◆ **Collected data entries**:

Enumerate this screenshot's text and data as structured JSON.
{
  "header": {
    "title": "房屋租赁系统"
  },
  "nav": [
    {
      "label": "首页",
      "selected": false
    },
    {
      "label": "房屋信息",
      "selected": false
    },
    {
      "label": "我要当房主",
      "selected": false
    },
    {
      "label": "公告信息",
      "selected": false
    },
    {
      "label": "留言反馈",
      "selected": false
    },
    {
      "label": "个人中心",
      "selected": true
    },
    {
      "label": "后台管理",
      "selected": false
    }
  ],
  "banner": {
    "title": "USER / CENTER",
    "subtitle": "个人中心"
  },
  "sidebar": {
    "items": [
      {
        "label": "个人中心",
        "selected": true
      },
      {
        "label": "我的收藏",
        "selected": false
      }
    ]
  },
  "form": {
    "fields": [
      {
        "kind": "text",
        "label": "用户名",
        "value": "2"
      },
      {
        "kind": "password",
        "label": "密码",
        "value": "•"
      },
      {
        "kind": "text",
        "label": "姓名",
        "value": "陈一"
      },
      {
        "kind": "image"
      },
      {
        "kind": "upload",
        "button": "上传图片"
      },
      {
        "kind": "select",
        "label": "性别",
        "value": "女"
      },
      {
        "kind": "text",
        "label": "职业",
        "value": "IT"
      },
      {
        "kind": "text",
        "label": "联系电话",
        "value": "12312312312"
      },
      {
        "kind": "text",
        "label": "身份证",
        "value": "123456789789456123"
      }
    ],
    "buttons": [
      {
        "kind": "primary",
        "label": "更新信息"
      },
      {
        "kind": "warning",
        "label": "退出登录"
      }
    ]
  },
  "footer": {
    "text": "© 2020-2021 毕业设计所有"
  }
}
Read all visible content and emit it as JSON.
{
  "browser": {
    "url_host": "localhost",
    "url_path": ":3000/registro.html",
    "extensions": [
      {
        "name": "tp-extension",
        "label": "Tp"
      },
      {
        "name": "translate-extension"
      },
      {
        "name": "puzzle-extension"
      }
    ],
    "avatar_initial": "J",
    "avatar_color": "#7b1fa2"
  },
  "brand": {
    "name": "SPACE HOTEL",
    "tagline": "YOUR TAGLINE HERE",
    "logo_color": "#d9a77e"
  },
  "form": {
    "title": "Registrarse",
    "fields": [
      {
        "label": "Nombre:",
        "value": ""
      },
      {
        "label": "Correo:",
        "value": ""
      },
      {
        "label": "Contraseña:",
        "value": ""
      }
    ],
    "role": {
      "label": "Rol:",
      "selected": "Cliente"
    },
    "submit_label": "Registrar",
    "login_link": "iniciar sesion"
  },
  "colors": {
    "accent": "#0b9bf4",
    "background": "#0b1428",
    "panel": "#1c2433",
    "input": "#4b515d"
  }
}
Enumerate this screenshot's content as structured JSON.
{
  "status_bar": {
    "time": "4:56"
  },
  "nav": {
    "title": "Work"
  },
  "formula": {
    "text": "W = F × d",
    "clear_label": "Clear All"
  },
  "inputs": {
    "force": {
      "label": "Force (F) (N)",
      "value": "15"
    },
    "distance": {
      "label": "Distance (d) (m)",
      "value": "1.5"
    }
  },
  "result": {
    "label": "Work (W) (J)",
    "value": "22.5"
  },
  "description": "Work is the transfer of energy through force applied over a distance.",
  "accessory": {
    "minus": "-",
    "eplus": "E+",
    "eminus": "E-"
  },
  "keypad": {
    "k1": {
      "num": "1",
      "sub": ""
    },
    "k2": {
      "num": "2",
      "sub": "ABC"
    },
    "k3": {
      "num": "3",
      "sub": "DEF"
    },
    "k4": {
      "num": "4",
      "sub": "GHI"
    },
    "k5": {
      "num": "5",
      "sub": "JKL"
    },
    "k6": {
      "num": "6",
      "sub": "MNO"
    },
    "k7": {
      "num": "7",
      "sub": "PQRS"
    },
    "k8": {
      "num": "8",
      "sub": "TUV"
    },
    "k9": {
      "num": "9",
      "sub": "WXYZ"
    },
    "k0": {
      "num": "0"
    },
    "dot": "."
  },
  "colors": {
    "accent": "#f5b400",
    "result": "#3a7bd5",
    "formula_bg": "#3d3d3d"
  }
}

◆ **Aim of the task**:
Give back all the data exactly as written.

◆ **Problem solution**:
Enumerate this screenshot's text and data as structured JSON.
{
  "header": {
    "title": "房屋租赁系统"
  },
  "nav": [
    {
      "label": "首页",
      "selected": false
    },
    {
      "label": "房屋信息",
      "selected": false
    },
    {
      "label": "我要当房主",
      "selected": false
    },
    {
      "label": "公告信息",
      "selected": false
    },
    {
      "label": "留言反馈",
      "selected": false
    },
    {
      "label": "个人中心",
      "selected": true
    },
    {
      "label": "后台管理",
      "selected": false
    }
  ],
  "banner": {
    "title": "USER / CENTER",
    "subtitle": "个人中心"
  },
  "sidebar": {
    "items": [
      {
        "label": "个人中心",
        "selected": true
      },
      {
        "label": "我的收藏",
        "selected": false
      }
    ]
  },
  "form": {
    "fields": [
      {
        "kind": "text",
        "label": "用户名",
        "value": "2"
      },
      {
        "kind": "password",
        "label": "密码",
        "value": "•"
      },
      {
        "kind": "text",
        "label": "姓名",
        "value": "陈一"
      },
      {
        "kind": "image"
      },
      {
        "kind": "upload",
        "button": "上传图片"
      },
      {
        "kind": "select",
        "label": "性别",
        "value": "女"
      },
      {
        "kind": "text",
        "label": "职业",
        "value": "IT"
      },
      {
        "kind": "text",
        "label": "联系电话",
        "value": "12312312312"
      },
      {
        "kind": "text",
        "label": "身份证",
        "value": "123456789789456123"
      }
    ],
    "buttons": [
      {
        "kind": "primary",
        "label": "更新信息"
      },
      {
        "kind": "warning",
        "label": "退出登录"
      }
    ]
  },
  "footer": {
    "text": "© 2020-2021 毕业设计所有"
  }
}
Read all visible content and emit it as JSON.
{
  "browser": {
    "url_host": "localhost",
    "url_path": ":3000/registro.html",
    "extensions": [
      {
        "name": "tp-extension",
        "label": "Tp"
      },
      {
        "name": "translate-extension"
      },
      {
        "name": "puzzle-extension"
      }
    ],
    "avatar_initial": "J",
    "avatar_color": "#7b1fa2"
  },
  "brand": {
    "name": "SPACE HOTEL",
    "tagline": "YOUR TAGLINE HERE",
    "logo_color": "#d9a77e"
  },
  "form": {
    "title": "Registrarse",
    "fields": [
      {
        "label": "Nombre:",
        "value": ""
      },
      {
        "label": "Correo:",
        "value": ""
      },
      {
        "label": "Contraseña:",
        "value": ""
      }
    ],
    "role": {
      "label": "Rol:",
      "selected": "Cliente"
    },
    "submit_label": "Registrar",
    "login_link": "iniciar sesion"
  },
  "colors": {
    "accent": "#0b9bf4",
    "background": "#0b1428",
    "panel": "#1c2433",
    "input": "#4b515d"
  }
}
Enumerate this screenshot's content as structured JSON.
{
  "status_bar": {
    "time": "4:56"
  },
  "nav": {
    "title": "Work"
  },
  "formula": {
    "text": "W = F × d",
    "clear_label": "Clear All"
  },
  "inputs": {
    "force": {
      "label": "Force (F) (N)",
      "value": "15"
    },
    "distance": {
      "label": "Distance (d) (m)",
      "value": "1.5"
    }
  },
  "result": {
    "label": "Work (W) (J)",
    "value": "22.5"
  },
  "description": "Work is the transfer of energy through force applied over a distance.",
  "accessory": {
    "minus": "-",
    "eplus": "E+",
    "eminus": "E-"
  },
  "keypad": {
    "k1": {
      "num": "1",
      "sub": ""
    },
    "k2": {
      "num": "2",
      "sub": "ABC"
    },
    "k3": {
      "num": "3",
      "sub": "DEF"
    },
    "k4": {
      "num": "4",
      "sub": "GHI"
    },
    "k5": {
      "num": "5",
      "sub": "JKL"
    },
    "k6": {
      "num": "6",
      "sub": "MNO"
    },
    "k7": {
      "num": "7",
      "sub": "PQRS"
    },
    "k8": {
      "num": "8",
      "sub": "TUV"
    },
    "k9": {
      "num": "9",
      "sub": "WXYZ"
    },
    "k0": {
      "num": "0"
    },
    "dot": "."
  },
  "colors": {
    "accent": "#f5b400",
    "result": "#3a7bd5",
    "formula_bg": "#3d3d3d"
  }
}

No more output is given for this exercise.